> Figure content listings
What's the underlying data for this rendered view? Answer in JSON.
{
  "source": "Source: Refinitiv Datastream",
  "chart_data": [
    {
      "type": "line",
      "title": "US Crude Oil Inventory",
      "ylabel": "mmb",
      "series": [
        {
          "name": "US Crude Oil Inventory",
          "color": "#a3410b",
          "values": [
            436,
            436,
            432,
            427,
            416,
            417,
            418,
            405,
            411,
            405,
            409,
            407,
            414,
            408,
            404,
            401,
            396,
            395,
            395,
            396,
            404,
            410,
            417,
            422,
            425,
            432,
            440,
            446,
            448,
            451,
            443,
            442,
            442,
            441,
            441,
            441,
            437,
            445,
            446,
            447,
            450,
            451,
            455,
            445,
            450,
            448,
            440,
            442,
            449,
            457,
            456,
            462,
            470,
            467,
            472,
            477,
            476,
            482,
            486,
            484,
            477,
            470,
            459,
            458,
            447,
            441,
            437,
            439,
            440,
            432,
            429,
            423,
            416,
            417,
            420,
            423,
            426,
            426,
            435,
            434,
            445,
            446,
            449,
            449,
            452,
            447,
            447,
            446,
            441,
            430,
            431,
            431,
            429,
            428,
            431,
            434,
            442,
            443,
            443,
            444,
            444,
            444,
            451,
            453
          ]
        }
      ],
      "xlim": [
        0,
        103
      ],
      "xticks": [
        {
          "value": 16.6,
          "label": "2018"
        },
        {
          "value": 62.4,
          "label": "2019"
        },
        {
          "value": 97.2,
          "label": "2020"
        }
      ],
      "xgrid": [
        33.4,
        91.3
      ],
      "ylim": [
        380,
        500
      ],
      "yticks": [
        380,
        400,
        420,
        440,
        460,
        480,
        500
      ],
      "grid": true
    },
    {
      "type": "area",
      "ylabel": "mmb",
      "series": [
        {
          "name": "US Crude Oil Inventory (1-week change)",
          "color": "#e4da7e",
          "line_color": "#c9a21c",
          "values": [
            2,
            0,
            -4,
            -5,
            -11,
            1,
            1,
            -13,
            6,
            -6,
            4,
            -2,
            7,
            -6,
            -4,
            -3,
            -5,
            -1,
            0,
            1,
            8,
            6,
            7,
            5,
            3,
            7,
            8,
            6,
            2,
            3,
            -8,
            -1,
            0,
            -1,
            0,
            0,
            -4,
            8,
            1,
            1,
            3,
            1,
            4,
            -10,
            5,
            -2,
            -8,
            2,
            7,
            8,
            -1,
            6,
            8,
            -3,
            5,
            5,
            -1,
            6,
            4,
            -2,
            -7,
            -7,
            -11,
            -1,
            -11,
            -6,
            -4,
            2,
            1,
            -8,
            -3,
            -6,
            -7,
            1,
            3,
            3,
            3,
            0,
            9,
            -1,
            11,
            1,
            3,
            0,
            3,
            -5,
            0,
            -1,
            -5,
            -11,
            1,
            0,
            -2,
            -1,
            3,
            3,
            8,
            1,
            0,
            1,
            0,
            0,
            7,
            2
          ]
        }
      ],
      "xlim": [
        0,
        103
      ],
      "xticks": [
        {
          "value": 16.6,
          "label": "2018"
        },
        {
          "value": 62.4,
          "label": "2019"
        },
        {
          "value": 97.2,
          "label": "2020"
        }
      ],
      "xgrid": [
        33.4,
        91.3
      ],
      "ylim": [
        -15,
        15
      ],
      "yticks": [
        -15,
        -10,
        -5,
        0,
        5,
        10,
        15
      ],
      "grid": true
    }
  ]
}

> Instructions to follow
Return all of the entries exactly as they were supplied.

> Result of the exercise
What's the underlying data for this rendered view? Answer in JSON.
{
  "source": "Source: Refinitiv Datastream",
  "chart_data": [
    {
      "type": "line",
      "title": "US Crude Oil Inventory",
      "ylabel": "mmb",
      "series": [
        {
          "name": "US Crude Oil Inventory",
          "color": "#a3410b",
          "values": [
            436,
            436,
            432,
            427,
            416,
            417,
            418,
            405,
            411,
            405,
            409,
            407,
            414,
            408,
            404,
            401,
            396,
            395,
            395,
            396,
            404,
            410,
            417,
            422,
            425,
            432,
            440,
            446,
            448,
            451,
            443,
            442,
            442,
            441,
            441,
            441,
            437,
            445,
            446,
            447,
            450,
            451,
            455,
            445,
            450,
            448,
            440,
            442,
            449,
            457,
            456,
            462,
            470,
            467,
            472,
            477,
            476,
            482,
            486,
            484,
            477,
            470,
            459,
            458,
            447,
            441,
            437,
            439,
            440,
            432,
            429,
            423,
            416,
            417,
            420,
            423,
            426,
            426,
            435,
            434,
            445,
            446,
            449,
            449,
            452,
            447,
            447,
            446,
            441,
            430,
            431,
            431,
            429,
            428,
            431,
            434,
            442,
            443,
            443,
            444,
            444,
            444,
            451,
            453
          ]
        }
      ],
      "xlim": [
        0,
        103
      ],
      "xticks": [
        {
          "value": 16.6,
          "label": "2018"
        },
        {
          "value": 62.4,
          "label": "2019"
        },
        {
          "value": 97.2,
          "label": "2020"
        }
      ],
      "xgrid": [
        33.4,
        91.3
      ],
      "ylim": [
        380,
        500
      ],
      "yticks": [
        380,
        400,
        420,
        440,
        460,
        480,
        500
      ],
      "grid": true
    },
    {
      "type": "area",
      "ylabel": "mmb",
      "series": [
        {
          "name": "US Crude Oil Inventory (1-week change)",
          "color": "#e4da7e",
          "line_color": "#c9a21c",
          "values": [
            2,
            0,
            -4,
            -5,
            -11,
            1,
            1,
            -13,
            6,
            -6,
            4,
            -2,
            7,
            -6,
            -4,
            -3,
            -5,
            -1,
            0,
            1,
            8,
            6,
            7,
            5,
            3,
            7,
            8,
            6,
            2,
            3,
            -8,
            -1,
            0,
            -1,
            0,
            0,
            -4,
            8,
            1,
            1,
            3,
            1,
            4,
            -10,
            5,
            -2,
            -8,
            2,
            7,
            8,
            -1,
            6,
            8,
            -3,
            5,
            5,
            -1,
            6,
            4,
            -2,
            -7,
            -7,
            -11,
            -1,
            -11,
            -6,
            -4,
            2,
            1,
            -8,
            -3,
            -6,
            -7,
            1,
            3,
            3,
            3,
            0,
            9,
            -1,
            11,
            1,
            3,
            0,
            3,
            -5,
            0,
            -1,
            -5,
            -11,
            1,
            0,
            -2,
            -1,
            3,
            3,
            8,
            1,
            0,
            1,
            0,
            0,
            7,
            2
          ]
        }
      ],
      "xlim": [
        0,
        103
      ],
      "xticks": [
        {
          "value": 16.6,
          "label": "2018"
        },
        {
          "value": 62.4,
          "label": "2019"
        },
        {
          "value": 97.2,
          "label": "2020"
        }
      ],
      "xgrid": [
        33.4,
        91.3
      ],
      "ylim": [
        -15,
        15
      ],
      "yticks": [
        -15,
        -10,
        -5,
        0,
        5,
        10,
        15
      ],
      "grid": true
    }
  ]
}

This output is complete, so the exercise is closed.